Work to complete: In the entries, find all lines that hold the word "substance" and copy them.

Records supplied:
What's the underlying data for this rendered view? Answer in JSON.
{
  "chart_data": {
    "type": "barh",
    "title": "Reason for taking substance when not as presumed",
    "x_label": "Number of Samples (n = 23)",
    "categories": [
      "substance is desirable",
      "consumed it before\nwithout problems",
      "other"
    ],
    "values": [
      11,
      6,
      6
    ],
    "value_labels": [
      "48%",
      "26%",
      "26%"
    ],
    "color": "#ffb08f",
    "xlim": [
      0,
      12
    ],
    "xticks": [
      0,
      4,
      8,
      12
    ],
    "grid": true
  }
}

Written solution:
    "title": "Reason for taking substance when not as presumed",
      "substance is desirable",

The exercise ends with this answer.